課題 A:
次の記述(i)〜(iii)が抜粋テキストの内容と一致するか判定せよ。各記述に「はい」または「いいえ」で答え、判断の根拠となる抜粋テキストの語句をそのまま引用すること。
(i) 評価録はHTML形式で生成される。
(ii) 音声認識で得られたテキスト情報は、音声映像情報データベース１１に蓄積される。
(iii) 端末側でファイルに時刻がスタンプ済みであっても、対話評価装置１は必ず時刻をスタンプする。
課題 B:
抜粋テキストに基づき、次の問い(i)〜(iii)に答えよ。
(i) 対話評価録情報には何が含まれるか。
(ii) 音声映像情報における音声情報は、どの処理によってテキスト情報に変換されるか。
(iii) 評価録要求メッセージの受信後、テキスト情報はどのデータベースから検索されるか。

抜粋テキスト:
┄┄┄┄┄┄

前述した（Ｓ２）（Ｓ３）のシーケンスを繰り返すことにより、対話情報が対話評価装置１に蓄積されていく。
【００４５】
（Ｓ４）対話模擬練習の終了後、利用者は、端末２を用いて、対話評価装置１へ対話評価要求メッセージを送信する。
（Ｓ５）対話評価装置１は、対話評価録情報を、端末２へ送信する。対話評価録情報は、面接官の音声映像情報及び利用者の音声映像情報と、アドバイス情報と、対話評価ポイント情報とが含まれる。端末２は、映像情報とアドバイス情報とポイント情報とをブラウザによって表示し、音声情報はスピーカによって出力される。これにより、利用者は、利用者の対話の様子を見ながら、面接官になったような感覚で、客観的に自己の受け答えの様子を把握できることになる。
【００４６】
図４は、本発明における対話評価装置１が、端末２からの音声映像情報を受信した際のフローチャートである。
【００４７】
図４によれば、以下のシーケンスで進行する。
（Ｓ４１）端末２から、質問に対する返答である音声映像情報を受信する。
（Ｓ４２）その音声映像情報に、現在の時刻をスタンプする。端末において時刻がファイルにスタンプされていれば、ここで時刻をスタンプする必要はない。
（Ｓ４３）音声映像情報は、音声映像情報データベース１１に、利用者毎に蓄積される。
（Ｓ４４）音声映像情報における音声情報は、音声認識処理によって、テキスト情報に変換される。このとき、特定用語データベース１８に蓄積された特定用語を検索し、質問情報データベース１２に蓄積されたシナリオ情報に基づいてマーク付けする。また、シナリオ情報のフローチャートの分岐部分に通過統計情報を加算することもできる。
（Ｓ４５）そのテキスト情報は、対話情報データベース１５に、利用者毎に蓄積される。
【００４８】
図５は、本発明における対話評価装置１が、評価録要求メッセージを受信した際のフローチャートである。
【００４９】
図５によれば、以下のシーケンスで進行する。
（Ｓ５１）端末から、評価録要求メッセージを受信する。
（Ｓ５２）対話情報データベース１５から、テキスト情報を検索する。
（Ｓ５３）検索されたテキスト情報の時刻情報を特定する。
（Ｓ５４）特定された時刻情報に相当する音声映像情報を、音声映像情報データベース１１から取得する。
（Ｓ５５）取得された音声映像情報からなる評価録を生成する。ここで、評価録は、ＨＴＭＬ形式のものである。これにより、マルチメディア評価録を提供することができる。評価録には、テキスト情報にマーク付けされた評価内容のアドバイス情報も含まれる。

┄┄┄┄┄┄

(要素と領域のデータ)
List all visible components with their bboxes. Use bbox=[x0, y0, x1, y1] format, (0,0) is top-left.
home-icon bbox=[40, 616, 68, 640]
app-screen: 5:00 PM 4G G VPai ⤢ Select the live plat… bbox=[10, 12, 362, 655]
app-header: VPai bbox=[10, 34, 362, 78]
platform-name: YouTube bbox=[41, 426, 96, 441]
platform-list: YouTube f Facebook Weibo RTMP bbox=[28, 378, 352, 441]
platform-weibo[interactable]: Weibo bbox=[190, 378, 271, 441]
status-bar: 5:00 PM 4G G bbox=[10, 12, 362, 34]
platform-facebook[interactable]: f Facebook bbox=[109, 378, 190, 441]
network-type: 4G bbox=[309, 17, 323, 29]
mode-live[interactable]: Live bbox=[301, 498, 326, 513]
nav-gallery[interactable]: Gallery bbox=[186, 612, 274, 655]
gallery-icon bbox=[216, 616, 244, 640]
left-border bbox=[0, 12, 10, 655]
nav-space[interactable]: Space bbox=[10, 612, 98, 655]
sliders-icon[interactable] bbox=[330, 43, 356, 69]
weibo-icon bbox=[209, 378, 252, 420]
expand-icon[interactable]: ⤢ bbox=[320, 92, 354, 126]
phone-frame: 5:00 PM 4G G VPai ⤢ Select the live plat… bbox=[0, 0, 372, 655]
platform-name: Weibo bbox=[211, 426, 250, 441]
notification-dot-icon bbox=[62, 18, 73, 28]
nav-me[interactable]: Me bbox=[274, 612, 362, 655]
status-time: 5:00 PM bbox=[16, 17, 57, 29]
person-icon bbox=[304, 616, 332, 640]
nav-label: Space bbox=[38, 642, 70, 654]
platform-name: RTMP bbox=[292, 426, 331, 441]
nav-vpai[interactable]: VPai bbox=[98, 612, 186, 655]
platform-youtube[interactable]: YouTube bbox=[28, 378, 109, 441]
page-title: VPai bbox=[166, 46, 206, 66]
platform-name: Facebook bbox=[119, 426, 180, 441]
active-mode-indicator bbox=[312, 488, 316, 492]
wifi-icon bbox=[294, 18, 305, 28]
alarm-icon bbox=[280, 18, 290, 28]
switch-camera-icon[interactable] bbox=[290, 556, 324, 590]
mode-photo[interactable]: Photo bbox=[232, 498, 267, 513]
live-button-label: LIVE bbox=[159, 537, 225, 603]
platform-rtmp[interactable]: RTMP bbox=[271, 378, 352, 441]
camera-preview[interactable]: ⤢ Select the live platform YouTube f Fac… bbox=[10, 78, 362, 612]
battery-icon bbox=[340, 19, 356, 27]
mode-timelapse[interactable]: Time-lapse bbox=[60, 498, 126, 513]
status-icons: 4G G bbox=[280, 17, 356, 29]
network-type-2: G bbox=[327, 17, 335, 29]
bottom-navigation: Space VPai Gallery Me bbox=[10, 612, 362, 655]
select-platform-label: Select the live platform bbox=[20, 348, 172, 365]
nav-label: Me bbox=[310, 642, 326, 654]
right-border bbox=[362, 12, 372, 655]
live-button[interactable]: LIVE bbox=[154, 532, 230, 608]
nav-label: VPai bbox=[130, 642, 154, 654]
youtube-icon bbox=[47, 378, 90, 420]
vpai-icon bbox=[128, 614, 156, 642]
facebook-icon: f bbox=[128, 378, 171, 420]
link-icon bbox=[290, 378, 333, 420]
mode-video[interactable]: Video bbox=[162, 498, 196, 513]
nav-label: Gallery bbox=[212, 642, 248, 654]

┄┄┄┄┄┄

正解出力 A:
(i) はい。「評価録は、ＨＴＭＬ形式のものである」
(ii) いいえ。「そのテキスト情報は、対話情報データベース１５に、利用者毎に蓄積される」
(iii) いいえ。「端末において時刻がファイルにスタンプされていれば、ここで時刻をスタンプする必要はない」

正解出力 B:
(i) 面接官の音声映像情報及び利用者の音声映像情報、アドバイス情報、対話評価ポイント情報
(ii) 音声認識処理
(iii) 対話情報データベース１５